Task details -> Transcribe every entry word for word, but skip the images.

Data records
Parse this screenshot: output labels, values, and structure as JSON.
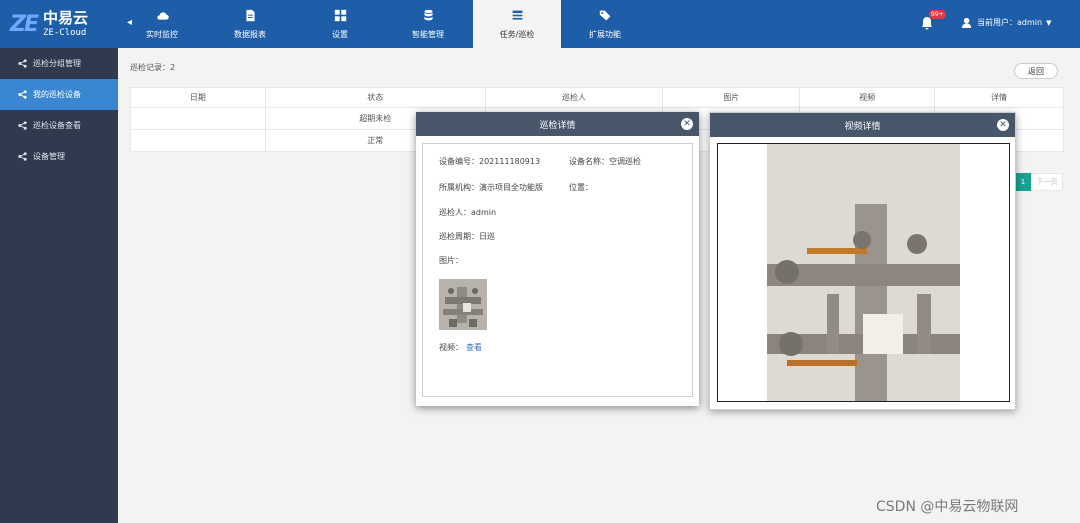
{
  "logo": {
    "name_cn": "中易云",
    "name_en": "ZE-Cloud"
  },
  "nav": {
    "tabs": [
      {
        "label": "实时监控",
        "icon": "cloud-icon"
      },
      {
        "label": "数据报表",
        "icon": "document-icon"
      },
      {
        "label": "设置",
        "icon": "grid-icon"
      },
      {
        "label": "智能管理",
        "icon": "database-icon"
      },
      {
        "label": "任务/巡检",
        "icon": "list-icon",
        "active": true
      },
      {
        "label": "扩展功能",
        "icon": "tags-icon"
      }
    ]
  },
  "header": {
    "badge": "99+",
    "user_label": "当前用户：admin"
  },
  "sidebar": {
    "items": [
      {
        "label": "巡检分组管理"
      },
      {
        "label": "我的巡检设备",
        "active": true
      },
      {
        "label": "巡检设备查看"
      },
      {
        "label": "设备管理"
      }
    ]
  },
  "main": {
    "record_count": "巡检记录：2",
    "back_label": "返回",
    "table": {
      "headers": [
        "日期",
        "状态",
        "巡检人",
        "图片",
        "视频",
        "详情"
      ],
      "rows": [
        {
          "status": "超期未检"
        },
        {
          "status": "正常"
        }
      ]
    },
    "pager": {
      "current": "1",
      "next": "下一页"
    }
  },
  "modal_detail": {
    "title": "巡检详情",
    "device_no": "设备编号：20211118091​3",
    "device_name": "设备名称：空调巡检",
    "org": "所属机构：演示项目全功能版",
    "location": "位置：",
    "inspector": "巡检人：admin",
    "cycle": "巡检周期：日巡",
    "image_label": "图片：",
    "video_label": "视频：",
    "video_link": "查看"
  },
  "modal_video": {
    "title": "视频详情"
  },
  "watermark": "CSDN @中易云物联网",
  "colors": {
    "topbar": "#1e5ea8",
    "sidebar": "#2f3a4e",
    "sidebar_active": "#3a86d1",
    "modal_header": "#48566a"
  }
}
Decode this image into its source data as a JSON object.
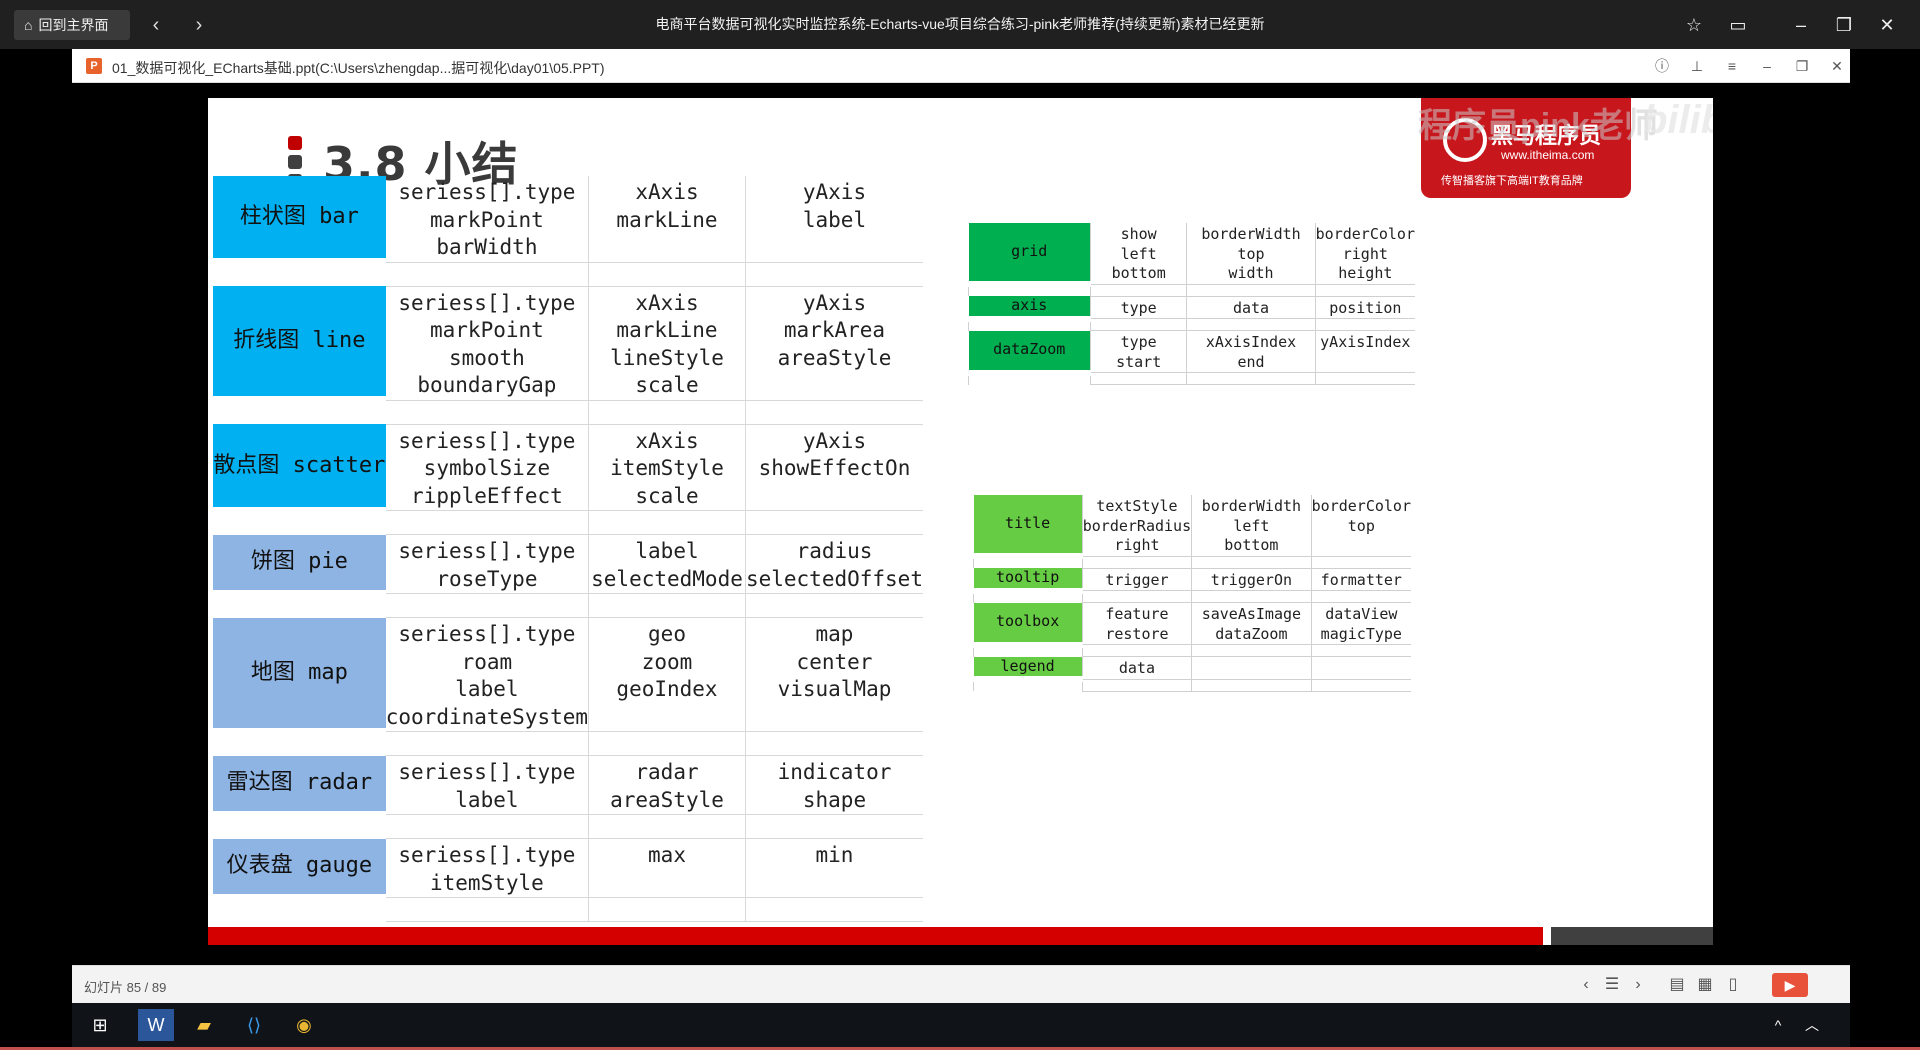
{
  "titlebar": {
    "home_label": "回到主界面",
    "title": "电商平台数据可视化实时监控系统-Echarts-vue项目综合练习-pink老师推荐(持续更新)素材已经更新"
  },
  "pptbar": {
    "app_letter": "P",
    "file_label": "01_数据可视化_ECharts基础.ppt(C:\\Users\\zhengdap...据可视化\\day01\\05.PPT)"
  },
  "slide": {
    "title": "3.8 小结",
    "watermark": "程序员pink老师",
    "logo_title": "黑马程序员",
    "logo_url": "www.itheima.com",
    "logo_sub": "传智播客旗下高端IT教育品牌",
    "bilibili": "bilibili",
    "title_mark_colors": [
      "#c00000",
      "#404040",
      "#404040"
    ],
    "big_table": [
      {
        "label": "柱状图 bar",
        "color": "#00b0f0",
        "lines": [
          [
            "seriess[].type",
            "xAxis",
            "yAxis"
          ],
          [
            "markPoint",
            "markLine",
            "label"
          ],
          [
            "barWidth",
            "",
            ""
          ]
        ]
      },
      {
        "label": "折线图 line",
        "color": "#00b0f0",
        "lines": [
          [
            "seriess[].type",
            "xAxis",
            "yAxis"
          ],
          [
            "markPoint",
            "markLine",
            "markArea"
          ],
          [
            "smooth",
            "lineStyle",
            "areaStyle"
          ],
          [
            "boundaryGap",
            "scale",
            ""
          ]
        ]
      },
      {
        "label": "散点图 scatter",
        "color": "#00b0f0",
        "lines": [
          [
            "seriess[].type",
            "xAxis",
            "yAxis"
          ],
          [
            "symbolSize",
            "itemStyle",
            "showEffectOn"
          ],
          [
            "rippleEffect",
            "scale",
            ""
          ]
        ]
      },
      {
        "label": "饼图 pie",
        "color": "#8eb4e3",
        "lines": [
          [
            "seriess[].type",
            "label",
            "radius"
          ],
          [
            "roseType",
            "selectedMode",
            "selectedOffset"
          ]
        ]
      },
      {
        "label": "地图 map",
        "color": "#8eb4e3",
        "lines": [
          [
            "seriess[].type",
            "geo",
            "map"
          ],
          [
            "roam",
            "zoom",
            "center"
          ],
          [
            "label",
            "geoIndex",
            "visualMap"
          ],
          [
            "coordinateSystem",
            "",
            ""
          ]
        ]
      },
      {
        "label": "雷达图 radar",
        "color": "#8eb4e3",
        "lines": [
          [
            "seriess[].type",
            "radar",
            "indicator"
          ],
          [
            "label",
            "areaStyle",
            "shape"
          ]
        ]
      },
      {
        "label": "仪表盘 gauge",
        "color": "#8eb4e3",
        "lines": [
          [
            "seriess[].type",
            "max",
            "min"
          ],
          [
            "itemStyle",
            "",
            ""
          ]
        ]
      }
    ],
    "right_table_1": [
      {
        "label": "grid",
        "lines": [
          [
            "show",
            "borderWidth",
            "borderColor"
          ],
          [
            "left",
            "top",
            "right"
          ],
          [
            "bottom",
            "width",
            "height"
          ]
        ]
      },
      {
        "label": "axis",
        "lines": [
          [
            "type",
            "data",
            "position"
          ]
        ]
      },
      {
        "label": "dataZoom",
        "lines": [
          [
            "type",
            "xAxisIndex",
            "yAxisIndex"
          ],
          [
            "start",
            "end",
            ""
          ]
        ]
      }
    ],
    "right_table_2": [
      {
        "label": "title",
        "lines": [
          [
            "textStyle",
            "borderWidth",
            "borderColor"
          ],
          [
            "borderRadius",
            "left",
            "top"
          ],
          [
            "right",
            "bottom",
            ""
          ]
        ]
      },
      {
        "label": "tooltip",
        "lines": [
          [
            "trigger",
            "triggerOn",
            "formatter"
          ]
        ]
      },
      {
        "label": "toolbox",
        "lines": [
          [
            "feature",
            "saveAsImage",
            "dataView"
          ],
          [
            "restore",
            "dataZoom",
            "magicType"
          ]
        ]
      },
      {
        "label": "legend",
        "lines": [
          [
            "data",
            "",
            ""
          ]
        ]
      }
    ]
  },
  "statusbar": {
    "slide_count": "幻灯片 85 / 89"
  }
}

Written solution ->
Parse this screenshot: output labels, values, and structure as JSON.
{
  "logo": {
    "name_cn": "中易云",
    "name_en": "ZE-Cloud"
  },
  "nav": {
    "tabs": [
      {
        "label": "实时监控",
        "icon": "cloud-icon"
      },
      {
        "label": "数据报表",
        "icon": "document-icon"
      },
      {
        "label": "设置",
        "icon": "grid-icon"
      },
      {
        "label": "智能管理",
        "icon": "database-icon"
      },
      {
        "label": "任务/巡检",
        "icon": "list-icon",
        "active": true
      },
      {
        "label": "扩展功能",
        "icon": "tags-icon"
      }
    ]
  },
  "header": {
    "badge": "99+",
    "user_label": "当前用户：admin"
  },
  "sidebar": {
    "items": [
      {
        "label": "巡检分组管理"
      },
      {
        "label": "我的巡检设备",
        "active": true
      },
      {
        "label": "巡检设备查看"
      },
      {
        "label": "设备管理"
      }
    ]
  },
  "main": {
    "record_count": "巡检记录：2",
    "back_label": "返回",
    "table": {
      "headers": [
        "日期",
        "状态",
        "巡检人",
        "图片",
        "视频",
        "详情"
      ],
      "rows": [
        {
          "status": "超期未检"
        },
        {
          "status": "正常"
        }
      ]
    },
    "pager": {
      "current": "1",
      "next": "下一页"
    }
  },
  "modal_detail": {
    "title": "巡检详情",
    "device_no": "设备编号：20211118091​3",
    "device_name": "设备名称：空调巡检",
    "org": "所属机构：演示项目全功能版",
    "location": "位置：",
    "inspector": "巡检人：admin",
    "cycle": "巡检周期：日巡",
    "image_label": "图片：",
    "video_label": "视频：",
    "video_link": "查看"
  },
  "modal_video": {
    "title": "视频详情"
  },
  "watermark": "CSDN @中易云物联网",
  "colors": {
    "topbar": "#1e5ea8",
    "sidebar": "#2f3a4e",
    "sidebar_active": "#3a86d1",
    "modal_header": "#48566a"
  }
}
Decode this image into its source data as a JSON object.
{
  "titlebar": {
    "home_label": "回到主界面",
    "title": "电商平台数据可视化实时监控系统-Echarts-vue项目综合练习-pink老师推荐(持续更新)素材已经更新"
  },
  "pptbar": {
    "app_letter": "P",
    "file_label": "01_数据可视化_ECharts基础.ppt(C:\\Users\\zhengdap...据可视化\\day01\\05.PPT)"
  },
  "slide": {
    "title": "3.8 小结",
    "watermark": "程序员pink老师",
    "logo_title": "黑马程序员",
    "logo_url": "www.itheima.com",
    "logo_sub": "传智播客旗下高端IT教育品牌",
    "bilibili": "bilibili",
    "title_mark_colors": [
      "#c00000",
      "#404040",
      "#404040"
    ],
    "big_table": [
      {
        "label": "柱状图 bar",
        "color": "#00b0f0",
        "lines": [
          [
            "seriess[].type",
            "xAxis",
            "yAxis"
          ],
          [
            "markPoint",
            "markLine",
            "label"
          ],
          [
            "barWidth",
            "",
            ""
          ]
        ]
      },
      {
        "label": "折线图 line",
        "color": "#00b0f0",
        "lines": [
          [
            "seriess[].type",
            "xAxis",
            "yAxis"
          ],
          [
            "markPoint",
            "markLine",
            "markArea"
          ],
          [
            "smooth",
            "lineStyle",
            "areaStyle"
          ],
          [
            "boundaryGap",
            "scale",
            ""
          ]
        ]
      },
      {
        "label": "散点图 scatter",
        "color": "#00b0f0",
        "lines": [
          [
            "seriess[].type",
            "xAxis",
            "yAxis"
          ],
          [
            "symbolSize",
            "itemStyle",
            "showEffectOn"
          ],
          [
            "rippleEffect",
            "scale",
            ""
          ]
        ]
      },
      {
        "label": "饼图 pie",
        "color": "#8eb4e3",
        "lines": [
          [
            "seriess[].type",
            "label",
            "radius"
          ],
          [
            "roseType",
            "selectedMode",
            "selectedOffset"
          ]
        ]
      },
      {
        "label": "地图 map",
        "color": "#8eb4e3",
        "lines": [
          [
            "seriess[].type",
            "geo",
            "map"
          ],
          [
            "roam",
            "zoom",
            "center"
          ],
          [
            "label",
            "geoIndex",
            "visualMap"
          ],
          [
            "coordinateSystem",
            "",
            ""
          ]
        ]
      },
      {
        "label": "雷达图 radar",
        "color": "#8eb4e3",
        "lines": [
          [
            "seriess[].type",
            "radar",
            "indicator"
          ],
          [
            "label",
            "areaStyle",
            "shape"
          ]
        ]
      },
      {
        "label": "仪表盘 gauge",
        "color": "#8eb4e3",
        "lines": [
          [
            "seriess[].type",
            "max",
            "min"
          ],
          [
            "itemStyle",
            "",
            ""
          ]
        ]
      }
    ],
    "right_table_1": [
      {
        "label": "grid",
        "lines": [
          [
            "show",
            "borderWidth",
            "borderColor"
          ],
          [
            "left",
            "top",
            "right"
          ],
          [
            "bottom",
            "width",
            "height"
          ]
        ]
      },
      {
        "label": "axis",
        "lines": [
          [
            "type",
            "data",
            "position"
          ]
        ]
      },
      {
        "label": "dataZoom",
        "lines": [
          [
            "type",
            "xAxisIndex",
            "yAxisIndex"
          ],
          [
            "start",
            "end",
            ""
          ]
        ]
      }
    ],
    "right_table_2": [
      {
        "label": "title",
        "lines": [
          [
            "textStyle",
            "borderWidth",
            "borderColor"
          ],
          [
            "borderRadius",
            "left",
            "top"
          ],
          [
            "right",
            "bottom",
            ""
          ]
        ]
      },
      {
        "label": "tooltip",
        "lines": [
          [
            "trigger",
            "triggerOn",
            "formatter"
          ]
        ]
      },
      {
        "label": "toolbox",
        "lines": [
          [
            "feature",
            "saveAsImage",
            "dataView"
          ],
          [
            "restore",
            "dataZoom",
            "magicType"
          ]
        ]
      },
      {
        "label": "legend",
        "lines": [
          [
            "data",
            "",
            ""
          ]
        ]
      }
    ]
  },
  "statusbar": {
    "slide_count": "幻灯片 85 / 89"
  }
}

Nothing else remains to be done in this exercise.